*** Given records ***

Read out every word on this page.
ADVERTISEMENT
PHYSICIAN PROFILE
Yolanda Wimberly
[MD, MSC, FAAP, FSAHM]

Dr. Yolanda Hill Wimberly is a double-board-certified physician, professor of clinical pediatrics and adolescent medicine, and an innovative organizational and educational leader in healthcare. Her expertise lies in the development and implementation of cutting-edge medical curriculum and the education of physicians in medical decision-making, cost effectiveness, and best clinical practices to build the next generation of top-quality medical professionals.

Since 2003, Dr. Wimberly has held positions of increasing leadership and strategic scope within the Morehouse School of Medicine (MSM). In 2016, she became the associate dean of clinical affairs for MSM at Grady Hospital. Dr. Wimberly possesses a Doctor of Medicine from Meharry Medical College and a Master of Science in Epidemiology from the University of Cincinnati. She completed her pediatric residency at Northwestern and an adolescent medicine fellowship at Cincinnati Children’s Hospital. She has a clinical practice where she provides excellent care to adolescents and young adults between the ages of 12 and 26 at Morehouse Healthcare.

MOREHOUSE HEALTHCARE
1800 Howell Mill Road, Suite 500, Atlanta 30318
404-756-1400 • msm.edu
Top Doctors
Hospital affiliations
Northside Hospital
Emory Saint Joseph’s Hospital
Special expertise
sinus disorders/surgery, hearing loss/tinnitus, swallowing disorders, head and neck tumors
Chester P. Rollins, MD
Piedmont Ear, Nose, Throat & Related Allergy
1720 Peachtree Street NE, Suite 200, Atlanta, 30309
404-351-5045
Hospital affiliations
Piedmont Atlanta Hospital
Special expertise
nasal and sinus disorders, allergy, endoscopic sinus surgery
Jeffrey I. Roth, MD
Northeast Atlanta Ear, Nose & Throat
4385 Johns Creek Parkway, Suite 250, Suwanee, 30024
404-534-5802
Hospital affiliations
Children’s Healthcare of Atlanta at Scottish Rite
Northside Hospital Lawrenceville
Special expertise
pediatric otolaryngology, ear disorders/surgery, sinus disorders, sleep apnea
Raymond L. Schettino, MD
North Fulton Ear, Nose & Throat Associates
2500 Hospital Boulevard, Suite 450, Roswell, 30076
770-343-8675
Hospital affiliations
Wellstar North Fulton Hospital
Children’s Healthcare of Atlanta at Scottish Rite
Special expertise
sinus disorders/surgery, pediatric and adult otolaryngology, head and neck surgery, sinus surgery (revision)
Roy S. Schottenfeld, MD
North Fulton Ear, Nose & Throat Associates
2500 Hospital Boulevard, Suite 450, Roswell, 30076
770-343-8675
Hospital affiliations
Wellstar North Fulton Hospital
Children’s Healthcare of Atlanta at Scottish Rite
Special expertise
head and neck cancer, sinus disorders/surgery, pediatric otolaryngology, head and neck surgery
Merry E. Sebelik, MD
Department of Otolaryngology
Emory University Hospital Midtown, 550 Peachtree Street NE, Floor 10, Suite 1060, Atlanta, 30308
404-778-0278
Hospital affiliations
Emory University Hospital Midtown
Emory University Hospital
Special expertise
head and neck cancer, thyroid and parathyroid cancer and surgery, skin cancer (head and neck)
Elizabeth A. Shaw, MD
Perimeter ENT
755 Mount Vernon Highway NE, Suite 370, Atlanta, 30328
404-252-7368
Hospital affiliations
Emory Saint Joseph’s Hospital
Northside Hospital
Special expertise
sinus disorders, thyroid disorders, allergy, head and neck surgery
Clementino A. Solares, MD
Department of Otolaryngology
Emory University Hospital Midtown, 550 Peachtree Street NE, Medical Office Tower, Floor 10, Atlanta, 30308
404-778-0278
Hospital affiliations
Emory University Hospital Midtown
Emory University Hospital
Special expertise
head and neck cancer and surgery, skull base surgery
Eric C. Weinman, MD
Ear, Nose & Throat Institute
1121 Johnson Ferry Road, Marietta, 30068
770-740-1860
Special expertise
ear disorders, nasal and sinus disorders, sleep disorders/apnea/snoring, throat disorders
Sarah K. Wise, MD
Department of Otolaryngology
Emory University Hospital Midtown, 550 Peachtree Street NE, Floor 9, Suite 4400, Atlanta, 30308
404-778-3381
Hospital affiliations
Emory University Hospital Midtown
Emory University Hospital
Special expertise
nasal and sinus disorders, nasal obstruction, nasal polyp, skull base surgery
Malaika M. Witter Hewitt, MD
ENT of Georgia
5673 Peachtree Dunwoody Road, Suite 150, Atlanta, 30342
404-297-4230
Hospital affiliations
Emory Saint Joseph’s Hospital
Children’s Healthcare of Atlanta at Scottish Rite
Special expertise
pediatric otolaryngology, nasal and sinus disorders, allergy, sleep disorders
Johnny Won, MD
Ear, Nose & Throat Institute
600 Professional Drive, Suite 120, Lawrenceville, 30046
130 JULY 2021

*** End of Given records ***

Try it:
Whenever a line above contains "Lawrenceville", copy that line.

Exercise answer:
Northside Hospital Lawrenceville
600 Professional Drive, Suite 120, Lawrenceville, 30046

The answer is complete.